[Stored items from a collection]
--------------------

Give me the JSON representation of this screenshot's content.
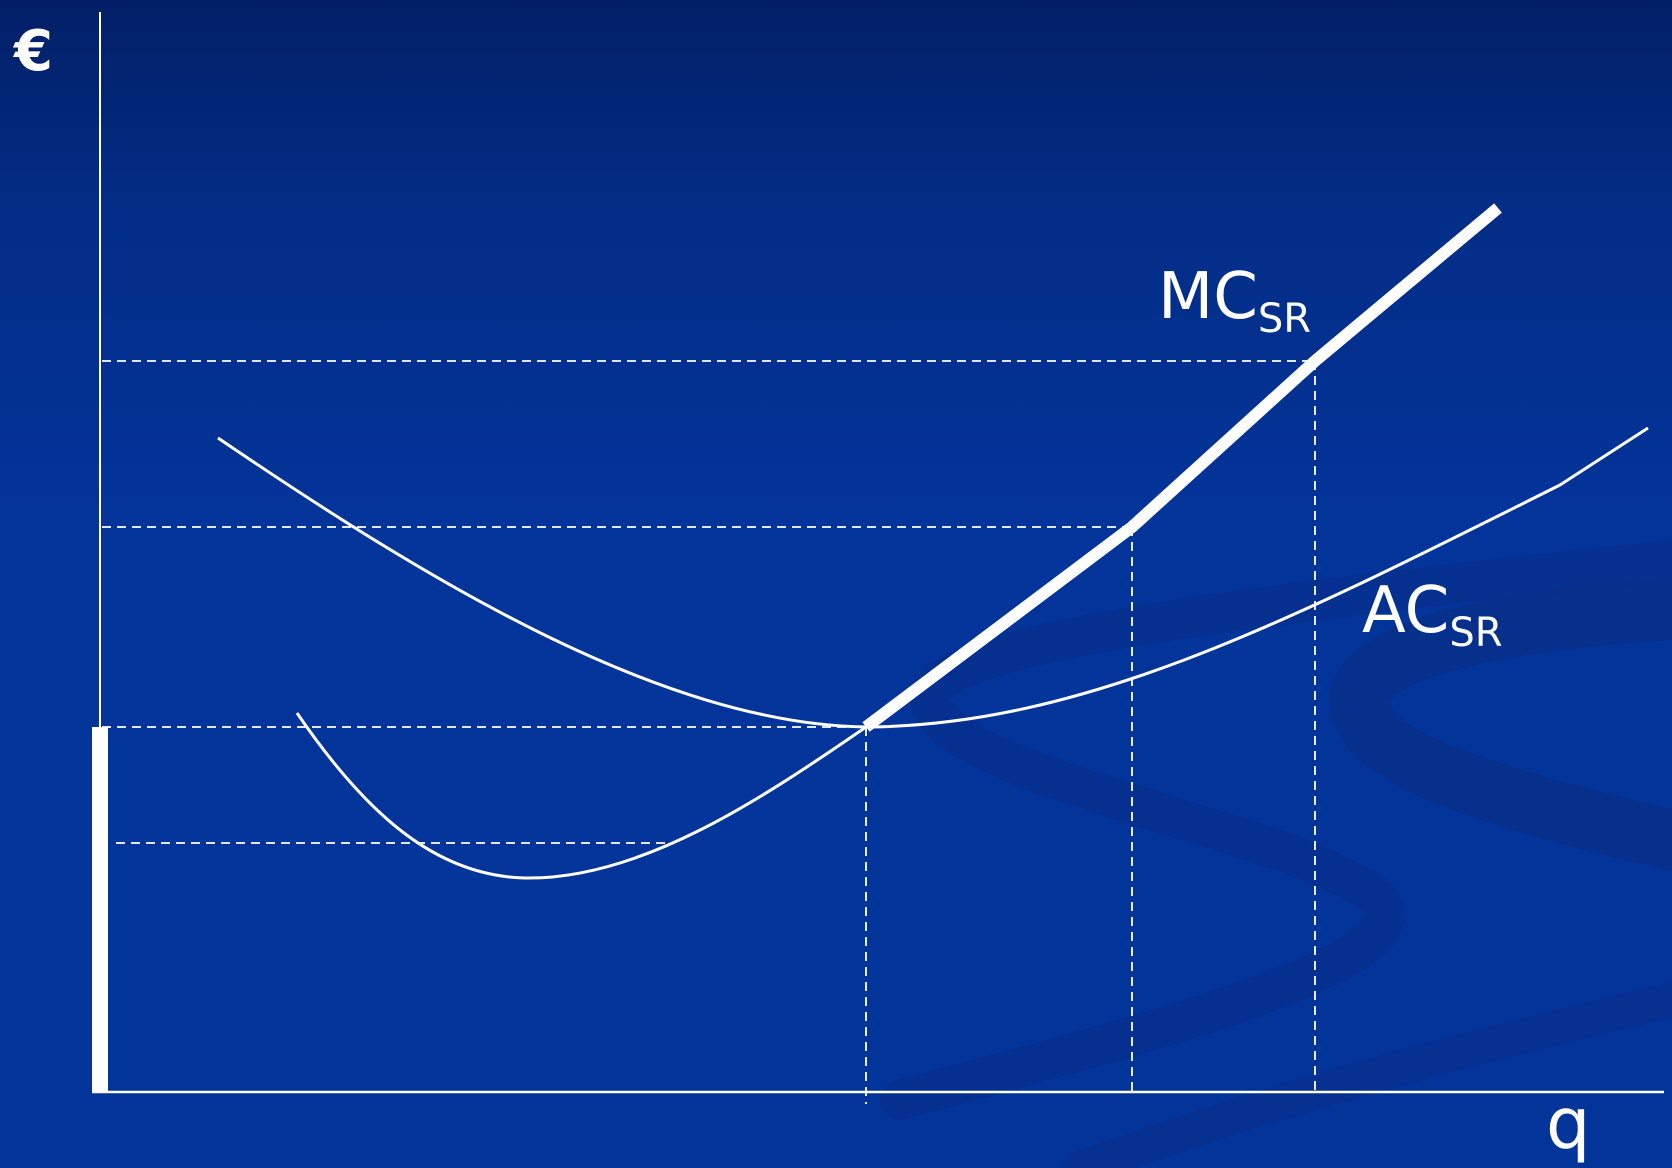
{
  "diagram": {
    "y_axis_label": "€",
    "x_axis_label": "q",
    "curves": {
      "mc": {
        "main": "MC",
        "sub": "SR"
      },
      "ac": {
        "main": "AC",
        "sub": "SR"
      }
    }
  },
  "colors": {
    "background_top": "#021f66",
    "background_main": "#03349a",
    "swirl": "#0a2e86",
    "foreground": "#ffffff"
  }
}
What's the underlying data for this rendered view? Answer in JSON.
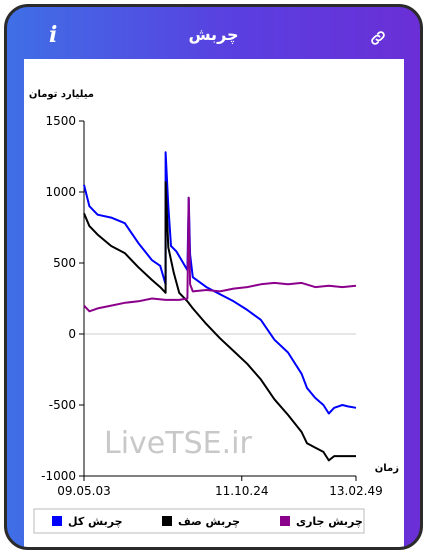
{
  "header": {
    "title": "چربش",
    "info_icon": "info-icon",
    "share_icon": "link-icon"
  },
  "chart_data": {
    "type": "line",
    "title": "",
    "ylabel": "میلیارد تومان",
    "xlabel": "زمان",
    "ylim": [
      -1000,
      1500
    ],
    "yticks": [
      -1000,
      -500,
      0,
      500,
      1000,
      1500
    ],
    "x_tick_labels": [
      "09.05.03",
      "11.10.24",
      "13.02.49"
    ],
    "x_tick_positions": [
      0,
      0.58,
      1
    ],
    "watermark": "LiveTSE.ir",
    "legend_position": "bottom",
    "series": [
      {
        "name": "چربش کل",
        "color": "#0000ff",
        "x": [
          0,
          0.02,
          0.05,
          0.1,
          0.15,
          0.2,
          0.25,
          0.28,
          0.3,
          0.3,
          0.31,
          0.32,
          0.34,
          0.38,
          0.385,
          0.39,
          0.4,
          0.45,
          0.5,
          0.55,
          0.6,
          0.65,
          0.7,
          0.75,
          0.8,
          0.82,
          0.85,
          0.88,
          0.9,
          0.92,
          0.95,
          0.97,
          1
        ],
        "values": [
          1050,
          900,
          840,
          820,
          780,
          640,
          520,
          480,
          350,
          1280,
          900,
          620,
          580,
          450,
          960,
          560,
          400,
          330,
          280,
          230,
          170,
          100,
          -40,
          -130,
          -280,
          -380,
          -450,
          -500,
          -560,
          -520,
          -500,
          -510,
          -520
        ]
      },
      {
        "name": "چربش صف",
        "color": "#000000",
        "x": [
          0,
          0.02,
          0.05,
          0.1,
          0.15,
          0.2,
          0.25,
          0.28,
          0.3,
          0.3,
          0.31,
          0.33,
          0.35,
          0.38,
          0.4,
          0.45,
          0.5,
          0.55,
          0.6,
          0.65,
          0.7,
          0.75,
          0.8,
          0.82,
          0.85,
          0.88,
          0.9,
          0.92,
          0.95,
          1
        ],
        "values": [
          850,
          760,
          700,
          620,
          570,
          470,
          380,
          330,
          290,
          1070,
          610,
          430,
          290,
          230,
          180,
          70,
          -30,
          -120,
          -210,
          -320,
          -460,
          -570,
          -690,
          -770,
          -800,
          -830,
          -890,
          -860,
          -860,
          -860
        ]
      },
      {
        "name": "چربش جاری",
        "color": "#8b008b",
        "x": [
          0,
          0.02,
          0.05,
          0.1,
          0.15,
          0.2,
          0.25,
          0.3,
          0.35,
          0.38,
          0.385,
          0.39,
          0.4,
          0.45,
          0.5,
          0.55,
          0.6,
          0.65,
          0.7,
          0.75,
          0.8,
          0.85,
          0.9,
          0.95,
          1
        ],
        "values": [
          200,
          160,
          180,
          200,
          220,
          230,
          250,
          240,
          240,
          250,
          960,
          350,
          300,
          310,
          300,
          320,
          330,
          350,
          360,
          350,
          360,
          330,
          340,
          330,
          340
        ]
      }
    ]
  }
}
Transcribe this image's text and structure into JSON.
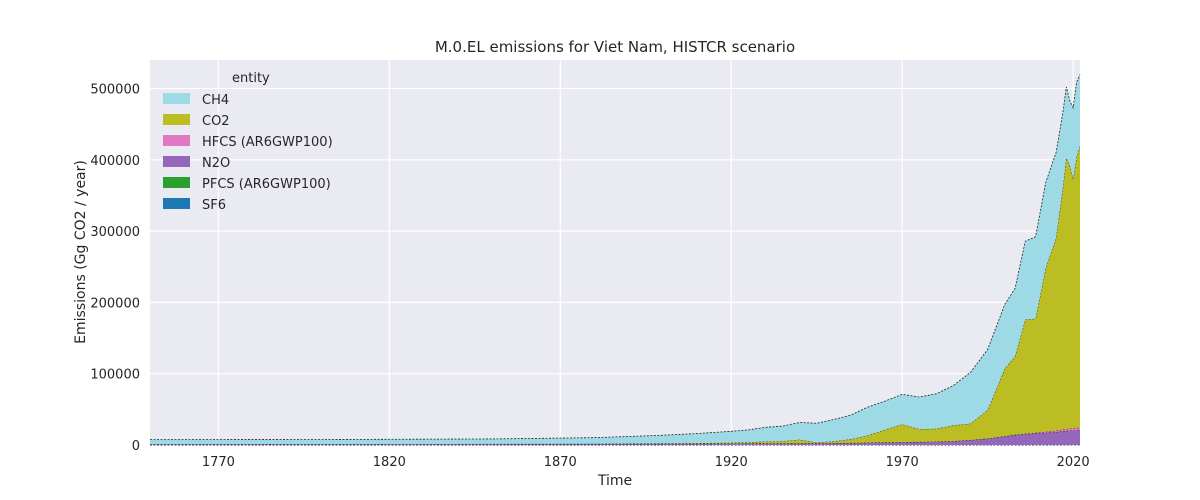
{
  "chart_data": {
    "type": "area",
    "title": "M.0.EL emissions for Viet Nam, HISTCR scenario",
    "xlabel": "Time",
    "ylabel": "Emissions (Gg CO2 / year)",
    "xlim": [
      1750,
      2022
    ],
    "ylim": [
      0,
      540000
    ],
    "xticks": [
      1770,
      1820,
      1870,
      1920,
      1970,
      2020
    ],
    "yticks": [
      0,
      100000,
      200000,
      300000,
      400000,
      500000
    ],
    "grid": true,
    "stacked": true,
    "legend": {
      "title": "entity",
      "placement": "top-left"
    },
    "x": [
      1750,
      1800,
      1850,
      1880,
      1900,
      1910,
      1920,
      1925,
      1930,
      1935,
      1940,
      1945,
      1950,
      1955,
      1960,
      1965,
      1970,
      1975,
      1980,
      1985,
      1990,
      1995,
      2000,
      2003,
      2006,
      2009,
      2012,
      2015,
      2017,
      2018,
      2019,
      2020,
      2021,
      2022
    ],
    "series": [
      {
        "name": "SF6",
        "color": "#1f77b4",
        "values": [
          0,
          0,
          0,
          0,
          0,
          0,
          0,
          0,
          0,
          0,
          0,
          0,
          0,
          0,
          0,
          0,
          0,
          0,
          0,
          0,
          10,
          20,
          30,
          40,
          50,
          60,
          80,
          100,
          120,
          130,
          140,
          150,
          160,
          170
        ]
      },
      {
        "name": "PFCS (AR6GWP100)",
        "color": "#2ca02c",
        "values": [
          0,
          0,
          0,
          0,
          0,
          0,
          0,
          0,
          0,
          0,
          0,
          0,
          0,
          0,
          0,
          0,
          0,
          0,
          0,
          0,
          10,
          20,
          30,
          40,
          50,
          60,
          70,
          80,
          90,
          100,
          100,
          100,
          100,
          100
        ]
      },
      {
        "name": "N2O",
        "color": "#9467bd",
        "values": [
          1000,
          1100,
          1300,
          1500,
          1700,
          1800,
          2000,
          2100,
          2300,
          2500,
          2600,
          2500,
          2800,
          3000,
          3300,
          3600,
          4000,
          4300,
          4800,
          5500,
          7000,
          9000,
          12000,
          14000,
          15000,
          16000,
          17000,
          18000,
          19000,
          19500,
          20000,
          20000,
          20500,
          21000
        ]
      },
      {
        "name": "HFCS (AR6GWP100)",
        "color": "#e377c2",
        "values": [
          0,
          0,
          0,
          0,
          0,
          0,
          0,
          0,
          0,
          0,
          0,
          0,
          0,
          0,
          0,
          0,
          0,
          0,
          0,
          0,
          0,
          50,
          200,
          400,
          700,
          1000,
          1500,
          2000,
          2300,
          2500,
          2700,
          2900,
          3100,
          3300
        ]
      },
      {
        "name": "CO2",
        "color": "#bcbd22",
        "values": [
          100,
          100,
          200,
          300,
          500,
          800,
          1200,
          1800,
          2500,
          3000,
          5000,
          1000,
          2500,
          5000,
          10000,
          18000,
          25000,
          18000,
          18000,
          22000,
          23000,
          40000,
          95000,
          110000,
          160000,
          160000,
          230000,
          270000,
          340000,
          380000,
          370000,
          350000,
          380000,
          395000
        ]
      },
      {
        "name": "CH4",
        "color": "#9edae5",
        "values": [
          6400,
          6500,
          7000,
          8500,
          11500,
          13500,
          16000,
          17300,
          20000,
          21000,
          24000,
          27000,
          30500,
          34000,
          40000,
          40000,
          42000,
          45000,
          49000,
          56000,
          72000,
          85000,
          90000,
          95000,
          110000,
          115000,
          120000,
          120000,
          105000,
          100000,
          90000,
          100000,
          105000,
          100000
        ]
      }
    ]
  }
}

--------------------

• WORK TO BE COMPLETED: Set down the records in full and exactly. Do not carry over any image.

• EXERCISE RESPONSE:
Give me the JSON representation of this screenshot's content.
{
  "diagram": {
    "y_axis_label": "€",
    "x_axis_label": "q",
    "curves": {
      "mc": {
        "main": "MC",
        "sub": "SR"
      },
      "ac": {
        "main": "AC",
        "sub": "SR"
      }
    }
  },
  "colors": {
    "background_top": "#021f66",
    "background_main": "#03349a",
    "swirl": "#0a2e86",
    "foreground": "#ffffff"
  }
}
What's the underlying data for this rendered view? Answer in JSON.
{
  "header": {
    "title": "چربش",
    "info_icon": "info-icon",
    "share_icon": "link-icon"
  },
  "chart_data": {
    "type": "line",
    "title": "",
    "ylabel": "میلیارد تومان",
    "xlabel": "زمان",
    "ylim": [
      -1000,
      1500
    ],
    "yticks": [
      -1000,
      -500,
      0,
      500,
      1000,
      1500
    ],
    "x_tick_labels": [
      "09.05.03",
      "11.10.24",
      "13.02.49"
    ],
    "x_tick_positions": [
      0,
      0.58,
      1
    ],
    "watermark": "LiveTSE.ir",
    "legend_position": "bottom",
    "series": [
      {
        "name": "چربش کل",
        "color": "#0000ff",
        "x": [
          0,
          0.02,
          0.05,
          0.1,
          0.15,
          0.2,
          0.25,
          0.28,
          0.3,
          0.3,
          0.31,
          0.32,
          0.34,
          0.38,
          0.385,
          0.39,
          0.4,
          0.45,
          0.5,
          0.55,
          0.6,
          0.65,
          0.7,
          0.75,
          0.8,
          0.82,
          0.85,
          0.88,
          0.9,
          0.92,
          0.95,
          0.97,
          1
        ],
        "values": [
          1050,
          900,
          840,
          820,
          780,
          640,
          520,
          480,
          350,
          1280,
          900,
          620,
          580,
          450,
          960,
          560,
          400,
          330,
          280,
          230,
          170,
          100,
          -40,
          -130,
          -280,
          -380,
          -450,
          -500,
          -560,
          -520,
          -500,
          -510,
          -520
        ]
      },
      {
        "name": "چربش صف",
        "color": "#000000",
        "x": [
          0,
          0.02,
          0.05,
          0.1,
          0.15,
          0.2,
          0.25,
          0.28,
          0.3,
          0.3,
          0.31,
          0.33,
          0.35,
          0.38,
          0.4,
          0.45,
          0.5,
          0.55,
          0.6,
          0.65,
          0.7,
          0.75,
          0.8,
          0.82,
          0.85,
          0.88,
          0.9,
          0.92,
          0.95,
          1
        ],
        "values": [
          850,
          760,
          700,
          620,
          570,
          470,
          380,
          330,
          290,
          1070,
          610,
          430,
          290,
          230,
          180,
          70,
          -30,
          -120,
          -210,
          -320,
          -460,
          -570,
          -690,
          -770,
          -800,
          -830,
          -890,
          -860,
          -860,
          -860
        ]
      },
      {
        "name": "چربش جاری",
        "color": "#8b008b",
        "x": [
          0,
          0.02,
          0.05,
          0.1,
          0.15,
          0.2,
          0.25,
          0.3,
          0.35,
          0.38,
          0.385,
          0.39,
          0.4,
          0.45,
          0.5,
          0.55,
          0.6,
          0.65,
          0.7,
          0.75,
          0.8,
          0.85,
          0.9,
          0.95,
          1
        ],
        "values": [
          200,
          160,
          180,
          200,
          220,
          230,
          250,
          240,
          240,
          250,
          960,
          350,
          300,
          310,
          300,
          320,
          330,
          350,
          360,
          350,
          360,
          330,
          340,
          330,
          340
        ]
      }
    ]
  }
}
Transcribe this image's text and structure into JSON.
{
  "chart_data": {
    "type": "area",
    "title": "M.0.EL emissions for Viet Nam, HISTCR scenario",
    "xlabel": "Time",
    "ylabel": "Emissions (Gg CO2 / year)",
    "xlim": [
      1750,
      2022
    ],
    "ylim": [
      0,
      540000
    ],
    "xticks": [
      1770,
      1820,
      1870,
      1920,
      1970,
      2020
    ],
    "yticks": [
      0,
      100000,
      200000,
      300000,
      400000,
      500000
    ],
    "grid": true,
    "stacked": true,
    "legend": {
      "title": "entity",
      "placement": "top-left"
    },
    "x": [
      1750,
      1800,
      1850,
      1880,
      1900,
      1910,
      1920,
      1925,
      1930,
      1935,
      1940,
      1945,
      1950,
      1955,
      1960,
      1965,
      1970,
      1975,
      1980,
      1985,
      1990,
      1995,
      2000,
      2003,
      2006,
      2009,
      2012,
      2015,
      2017,
      2018,
      2019,
      2020,
      2021,
      2022
    ],
    "series": [
      {
        "name": "SF6",
        "color": "#1f77b4",
        "values": [
          0,
          0,
          0,
          0,
          0,
          0,
          0,
          0,
          0,
          0,
          0,
          0,
          0,
          0,
          0,
          0,
          0,
          0,
          0,
          0,
          10,
          20,
          30,
          40,
          50,
          60,
          80,
          100,
          120,
          130,
          140,
          150,
          160,
          170
        ]
      },
      {
        "name": "PFCS (AR6GWP100)",
        "color": "#2ca02c",
        "values": [
          0,
          0,
          0,
          0,
          0,
          0,
          0,
          0,
          0,
          0,
          0,
          0,
          0,
          0,
          0,
          0,
          0,
          0,
          0,
          0,
          10,
          20,
          30,
          40,
          50,
          60,
          70,
          80,
          90,
          100,
          100,
          100,
          100,
          100
        ]
      },
      {
        "name": "N2O",
        "color": "#9467bd",
        "values": [
          1000,
          1100,
          1300,
          1500,
          1700,
          1800,
          2000,
          2100,
          2300,
          2500,
          2600,
          2500,
          2800,
          3000,
          3300,
          3600,
          4000,
          4300,
          4800,
          5500,
          7000,
          9000,
          12000,
          14000,
          15000,
          16000,
          17000,
          18000,
          19000,
          19500,
          20000,
          20000,
          20500,
          21000
        ]
      },
      {
        "name": "HFCS (AR6GWP100)",
        "color": "#e377c2",
        "values": [
          0,
          0,
          0,
          0,
          0,
          0,
          0,
          0,
          0,
          0,
          0,
          0,
          0,
          0,
          0,
          0,
          0,
          0,
          0,
          0,
          0,
          50,
          200,
          400,
          700,
          1000,
          1500,
          2000,
          2300,
          2500,
          2700,
          2900,
          3100,
          3300
        ]
      },
      {
        "name": "CO2",
        "color": "#bcbd22",
        "values": [
          100,
          100,
          200,
          300,
          500,
          800,
          1200,
          1800,
          2500,
          3000,
          5000,
          1000,
          2500,
          5000,
          10000,
          18000,
          25000,
          18000,
          18000,
          22000,
          23000,
          40000,
          95000,
          110000,
          160000,
          160000,
          230000,
          270000,
          340000,
          380000,
          370000,
          350000,
          380000,
          395000
        ]
      },
      {
        "name": "CH4",
        "color": "#9edae5",
        "values": [
          6400,
          6500,
          7000,
          8500,
          11500,
          13500,
          16000,
          17300,
          20000,
          21000,
          24000,
          27000,
          30500,
          34000,
          40000,
          40000,
          42000,
          45000,
          49000,
          56000,
          72000,
          85000,
          90000,
          95000,
          110000,
          115000,
          120000,
          120000,
          105000,
          100000,
          90000,
          100000,
          105000,
          100000
        ]
      }
    ]
  }
}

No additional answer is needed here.